(Data excerpts)

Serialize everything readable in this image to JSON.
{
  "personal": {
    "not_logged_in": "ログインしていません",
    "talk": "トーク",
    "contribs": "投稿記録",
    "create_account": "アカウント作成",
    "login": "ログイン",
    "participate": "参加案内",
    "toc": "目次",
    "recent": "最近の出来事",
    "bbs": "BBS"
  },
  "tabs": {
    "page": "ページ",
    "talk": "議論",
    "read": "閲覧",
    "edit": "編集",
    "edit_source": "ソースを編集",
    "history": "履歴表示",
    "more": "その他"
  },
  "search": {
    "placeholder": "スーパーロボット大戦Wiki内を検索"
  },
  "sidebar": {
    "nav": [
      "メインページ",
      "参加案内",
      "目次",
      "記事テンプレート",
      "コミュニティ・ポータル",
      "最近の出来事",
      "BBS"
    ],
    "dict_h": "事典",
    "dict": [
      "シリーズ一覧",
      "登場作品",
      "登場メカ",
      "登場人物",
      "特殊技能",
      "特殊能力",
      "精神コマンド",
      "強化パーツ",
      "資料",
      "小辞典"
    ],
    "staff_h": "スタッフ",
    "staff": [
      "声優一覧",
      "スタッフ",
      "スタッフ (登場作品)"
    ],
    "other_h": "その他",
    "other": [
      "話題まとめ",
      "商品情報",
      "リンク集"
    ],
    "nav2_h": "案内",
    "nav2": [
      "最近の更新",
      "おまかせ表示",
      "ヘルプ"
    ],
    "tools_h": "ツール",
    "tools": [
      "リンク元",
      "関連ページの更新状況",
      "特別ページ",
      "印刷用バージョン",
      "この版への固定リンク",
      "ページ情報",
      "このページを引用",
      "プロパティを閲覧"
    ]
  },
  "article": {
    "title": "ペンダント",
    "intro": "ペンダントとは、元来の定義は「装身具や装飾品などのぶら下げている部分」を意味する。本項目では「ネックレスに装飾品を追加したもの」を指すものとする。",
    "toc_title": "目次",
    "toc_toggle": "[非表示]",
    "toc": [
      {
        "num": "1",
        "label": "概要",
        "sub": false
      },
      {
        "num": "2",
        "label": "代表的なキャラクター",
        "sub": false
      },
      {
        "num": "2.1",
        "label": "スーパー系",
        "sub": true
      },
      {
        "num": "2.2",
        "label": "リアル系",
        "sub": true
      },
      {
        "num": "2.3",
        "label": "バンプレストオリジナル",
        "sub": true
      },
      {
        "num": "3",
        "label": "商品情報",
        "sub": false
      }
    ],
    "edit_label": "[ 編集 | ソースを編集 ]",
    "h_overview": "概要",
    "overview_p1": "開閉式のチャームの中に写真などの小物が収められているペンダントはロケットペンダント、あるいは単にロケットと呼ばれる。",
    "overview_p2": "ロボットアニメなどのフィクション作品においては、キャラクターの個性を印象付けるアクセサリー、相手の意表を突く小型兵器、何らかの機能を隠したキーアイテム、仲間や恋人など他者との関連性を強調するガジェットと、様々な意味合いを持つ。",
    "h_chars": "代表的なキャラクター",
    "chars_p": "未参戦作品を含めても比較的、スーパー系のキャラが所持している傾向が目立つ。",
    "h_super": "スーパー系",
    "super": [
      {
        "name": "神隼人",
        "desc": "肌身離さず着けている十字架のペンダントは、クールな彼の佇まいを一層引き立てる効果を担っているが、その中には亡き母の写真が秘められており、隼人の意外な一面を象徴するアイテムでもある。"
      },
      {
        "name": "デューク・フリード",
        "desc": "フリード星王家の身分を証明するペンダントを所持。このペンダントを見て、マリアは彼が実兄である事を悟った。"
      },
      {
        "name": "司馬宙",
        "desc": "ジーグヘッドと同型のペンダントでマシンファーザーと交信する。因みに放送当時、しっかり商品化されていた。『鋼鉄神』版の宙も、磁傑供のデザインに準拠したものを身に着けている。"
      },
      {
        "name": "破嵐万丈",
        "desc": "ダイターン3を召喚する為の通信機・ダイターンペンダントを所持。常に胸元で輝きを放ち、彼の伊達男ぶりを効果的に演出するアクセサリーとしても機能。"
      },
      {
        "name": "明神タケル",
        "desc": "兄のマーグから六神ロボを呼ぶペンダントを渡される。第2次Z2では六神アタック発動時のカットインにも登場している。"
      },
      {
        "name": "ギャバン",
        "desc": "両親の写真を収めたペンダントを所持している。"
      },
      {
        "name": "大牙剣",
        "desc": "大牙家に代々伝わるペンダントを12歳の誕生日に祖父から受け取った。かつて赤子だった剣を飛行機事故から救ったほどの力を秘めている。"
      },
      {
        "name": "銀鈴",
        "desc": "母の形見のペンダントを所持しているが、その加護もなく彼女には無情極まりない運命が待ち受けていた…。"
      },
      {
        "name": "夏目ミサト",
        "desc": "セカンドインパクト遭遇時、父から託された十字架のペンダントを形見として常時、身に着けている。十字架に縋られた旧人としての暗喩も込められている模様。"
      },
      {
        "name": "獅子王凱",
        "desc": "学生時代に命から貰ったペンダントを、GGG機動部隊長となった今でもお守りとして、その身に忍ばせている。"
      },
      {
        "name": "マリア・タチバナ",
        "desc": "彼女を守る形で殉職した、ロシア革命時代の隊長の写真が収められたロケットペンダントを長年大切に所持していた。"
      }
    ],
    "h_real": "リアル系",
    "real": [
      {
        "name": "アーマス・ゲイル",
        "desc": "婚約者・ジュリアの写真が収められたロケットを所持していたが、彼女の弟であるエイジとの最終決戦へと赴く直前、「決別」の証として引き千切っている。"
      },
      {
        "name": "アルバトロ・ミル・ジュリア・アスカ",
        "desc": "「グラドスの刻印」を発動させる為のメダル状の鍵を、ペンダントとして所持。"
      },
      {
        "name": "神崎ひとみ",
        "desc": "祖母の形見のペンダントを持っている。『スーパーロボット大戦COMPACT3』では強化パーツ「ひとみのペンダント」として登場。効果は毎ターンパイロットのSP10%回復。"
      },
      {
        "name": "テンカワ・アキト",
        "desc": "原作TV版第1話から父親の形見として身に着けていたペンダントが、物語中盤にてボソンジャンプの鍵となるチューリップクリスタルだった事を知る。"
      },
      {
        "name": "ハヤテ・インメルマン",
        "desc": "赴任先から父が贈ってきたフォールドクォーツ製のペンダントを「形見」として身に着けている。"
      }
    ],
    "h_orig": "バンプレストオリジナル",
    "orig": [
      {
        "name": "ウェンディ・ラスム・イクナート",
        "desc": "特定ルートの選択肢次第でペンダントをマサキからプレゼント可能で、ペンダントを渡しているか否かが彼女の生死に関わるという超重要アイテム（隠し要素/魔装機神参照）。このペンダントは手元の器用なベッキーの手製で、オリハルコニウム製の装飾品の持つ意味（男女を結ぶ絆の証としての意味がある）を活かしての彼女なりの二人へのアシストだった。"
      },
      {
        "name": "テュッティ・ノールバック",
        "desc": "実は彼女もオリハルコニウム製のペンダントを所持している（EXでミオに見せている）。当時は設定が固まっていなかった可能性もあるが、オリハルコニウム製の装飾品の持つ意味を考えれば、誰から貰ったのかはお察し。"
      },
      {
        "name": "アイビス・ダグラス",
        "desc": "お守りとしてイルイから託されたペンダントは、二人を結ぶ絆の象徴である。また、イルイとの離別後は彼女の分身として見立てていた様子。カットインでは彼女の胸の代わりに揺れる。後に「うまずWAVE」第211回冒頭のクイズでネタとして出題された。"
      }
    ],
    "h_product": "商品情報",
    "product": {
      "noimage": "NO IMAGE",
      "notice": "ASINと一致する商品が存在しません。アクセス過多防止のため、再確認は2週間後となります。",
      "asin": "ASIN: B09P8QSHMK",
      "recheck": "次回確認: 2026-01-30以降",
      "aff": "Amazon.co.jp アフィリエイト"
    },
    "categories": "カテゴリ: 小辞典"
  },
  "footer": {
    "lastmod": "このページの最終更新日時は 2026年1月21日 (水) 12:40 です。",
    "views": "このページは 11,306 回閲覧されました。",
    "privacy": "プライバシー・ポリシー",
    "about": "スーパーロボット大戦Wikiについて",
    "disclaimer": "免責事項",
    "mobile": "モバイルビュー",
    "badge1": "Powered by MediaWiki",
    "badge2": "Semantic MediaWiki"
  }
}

| Directive |
Work out how many lines above contain the word "ソースを編集". Give only the number.

| Solution for this exercise |
2